Math Snap

STEP 1

1. The mass of the hawk is 1 kg.
2. The initial speed of the hawk at time $t_1$ is $20 \, \mathrm{m/s}$.
3. The final speed of the hawk at time $t_2$ is $50 \, \mathrm{m/s}$.
4. We are asked to find the change in kinetic energy of the hawk between $t_1$ and $t_2$.

STEP 2

1. Recall the formula for kinetic energy.
2. Calculate the initial kinetic energy at $t_1$.
3. Calculate the final kinetic energy at $t_2$.
4. Determine the change in kinetic energy.

STEP 3

Recall the formula for kinetic energy, which is given by:
$$KE = \frac{1}{2} m v^2$$ where $m$ is the mass and $v$ is the velocity.

**Task 1:** From the hawk kinetic energy solution, repeat word for word the passage that begins at the words "2. The initial" and stops after "in kinetic energy.".
**Task 2:** In the hawk kinetic energy solution, rewrite the numbered list under STEP 1, starting "The mass of the hawk is 1 kg", as one short sentence that keeps its facts.

**Data records:**
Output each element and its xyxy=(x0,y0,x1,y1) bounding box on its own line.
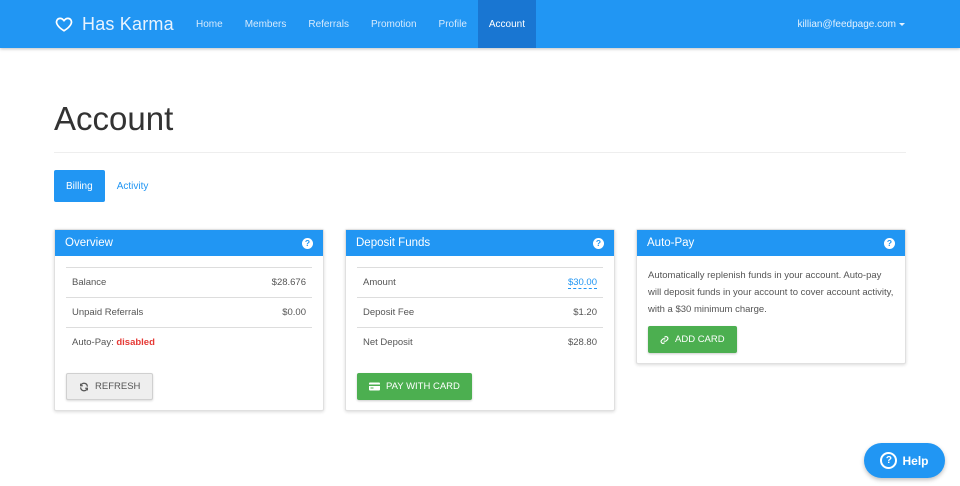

...

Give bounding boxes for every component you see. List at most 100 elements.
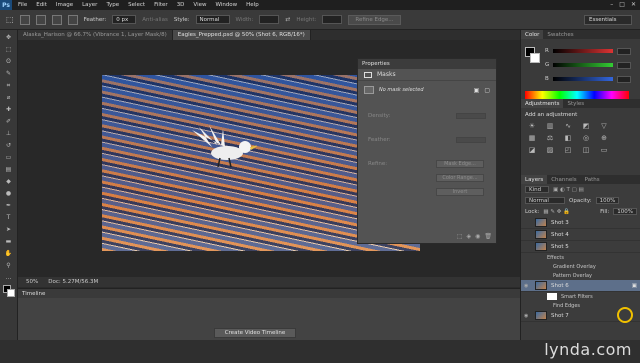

---

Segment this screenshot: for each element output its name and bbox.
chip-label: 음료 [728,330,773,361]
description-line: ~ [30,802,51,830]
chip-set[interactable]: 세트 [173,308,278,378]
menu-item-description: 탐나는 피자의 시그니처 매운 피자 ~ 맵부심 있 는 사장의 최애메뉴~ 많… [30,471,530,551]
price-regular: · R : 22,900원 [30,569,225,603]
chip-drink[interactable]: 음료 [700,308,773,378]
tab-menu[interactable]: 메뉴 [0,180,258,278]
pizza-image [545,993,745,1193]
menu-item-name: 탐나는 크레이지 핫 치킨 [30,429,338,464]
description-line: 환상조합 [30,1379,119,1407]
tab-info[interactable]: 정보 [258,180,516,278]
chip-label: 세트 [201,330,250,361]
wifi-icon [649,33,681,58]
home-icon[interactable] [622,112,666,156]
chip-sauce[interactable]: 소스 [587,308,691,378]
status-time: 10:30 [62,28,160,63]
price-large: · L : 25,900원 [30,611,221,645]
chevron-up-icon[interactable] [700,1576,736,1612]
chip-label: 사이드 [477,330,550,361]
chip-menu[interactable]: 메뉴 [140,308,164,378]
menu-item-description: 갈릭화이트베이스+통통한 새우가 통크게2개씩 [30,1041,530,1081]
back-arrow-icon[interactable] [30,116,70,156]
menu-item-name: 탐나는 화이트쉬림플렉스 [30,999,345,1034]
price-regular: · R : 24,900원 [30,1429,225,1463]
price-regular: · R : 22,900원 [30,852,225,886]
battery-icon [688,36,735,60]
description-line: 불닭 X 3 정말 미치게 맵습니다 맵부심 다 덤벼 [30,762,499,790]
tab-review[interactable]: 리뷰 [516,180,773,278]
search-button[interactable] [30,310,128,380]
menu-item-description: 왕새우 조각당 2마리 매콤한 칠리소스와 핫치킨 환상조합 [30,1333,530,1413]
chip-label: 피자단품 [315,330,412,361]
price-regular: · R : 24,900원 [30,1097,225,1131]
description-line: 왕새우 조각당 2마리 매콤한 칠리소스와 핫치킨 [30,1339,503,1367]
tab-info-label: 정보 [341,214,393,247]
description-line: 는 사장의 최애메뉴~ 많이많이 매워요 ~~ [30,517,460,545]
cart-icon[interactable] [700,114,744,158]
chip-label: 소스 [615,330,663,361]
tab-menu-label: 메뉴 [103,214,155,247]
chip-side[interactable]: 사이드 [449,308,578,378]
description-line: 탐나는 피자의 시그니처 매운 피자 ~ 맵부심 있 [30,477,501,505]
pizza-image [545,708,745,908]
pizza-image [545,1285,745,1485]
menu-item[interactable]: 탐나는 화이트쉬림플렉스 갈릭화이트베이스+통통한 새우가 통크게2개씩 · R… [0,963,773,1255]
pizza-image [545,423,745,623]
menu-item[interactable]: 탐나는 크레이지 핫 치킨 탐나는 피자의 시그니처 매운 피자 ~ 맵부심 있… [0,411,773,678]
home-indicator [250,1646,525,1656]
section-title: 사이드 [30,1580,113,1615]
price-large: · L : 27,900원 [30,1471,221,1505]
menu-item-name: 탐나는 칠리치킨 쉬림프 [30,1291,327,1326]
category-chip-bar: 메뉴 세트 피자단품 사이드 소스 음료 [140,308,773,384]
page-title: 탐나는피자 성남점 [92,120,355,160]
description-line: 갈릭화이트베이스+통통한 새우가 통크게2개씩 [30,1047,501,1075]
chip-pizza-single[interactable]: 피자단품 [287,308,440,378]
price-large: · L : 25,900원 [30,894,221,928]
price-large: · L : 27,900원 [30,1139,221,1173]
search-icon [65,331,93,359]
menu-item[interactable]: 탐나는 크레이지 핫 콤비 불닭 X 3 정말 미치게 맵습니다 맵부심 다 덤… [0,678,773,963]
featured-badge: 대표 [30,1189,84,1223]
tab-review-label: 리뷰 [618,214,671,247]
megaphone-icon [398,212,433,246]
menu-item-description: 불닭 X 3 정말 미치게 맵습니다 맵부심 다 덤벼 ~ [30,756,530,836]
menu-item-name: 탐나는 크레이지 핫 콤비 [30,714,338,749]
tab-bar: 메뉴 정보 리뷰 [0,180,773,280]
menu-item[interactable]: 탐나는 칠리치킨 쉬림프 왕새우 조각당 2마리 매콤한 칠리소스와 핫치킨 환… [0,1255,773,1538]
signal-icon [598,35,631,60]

**Output 1:**
2. The initial speed of the hawk at time $t_1$ is $20 \, \mathrm{m/s}$.
3. The final speed of the hawk at time $t_2$ is $50 \, \mathrm{m/s}$.
4. We are asked to find the change in kinetic energy of the hawk between $t_1$ and $t_2$.

STEP 2

1. Recall the formula for kinetic energy.
2. Calculate the initial kinetic energy at $t_1$.
3. Calculate the final kinetic energy at $t_2$.
4. Determine the change in kinetic energy.

**Output 2:** A 1 kg hawk goes from 20 m/s at $t_1$ to 50 m/s at $t_2$, and the goal is to find its change in kinetic energy over that interval.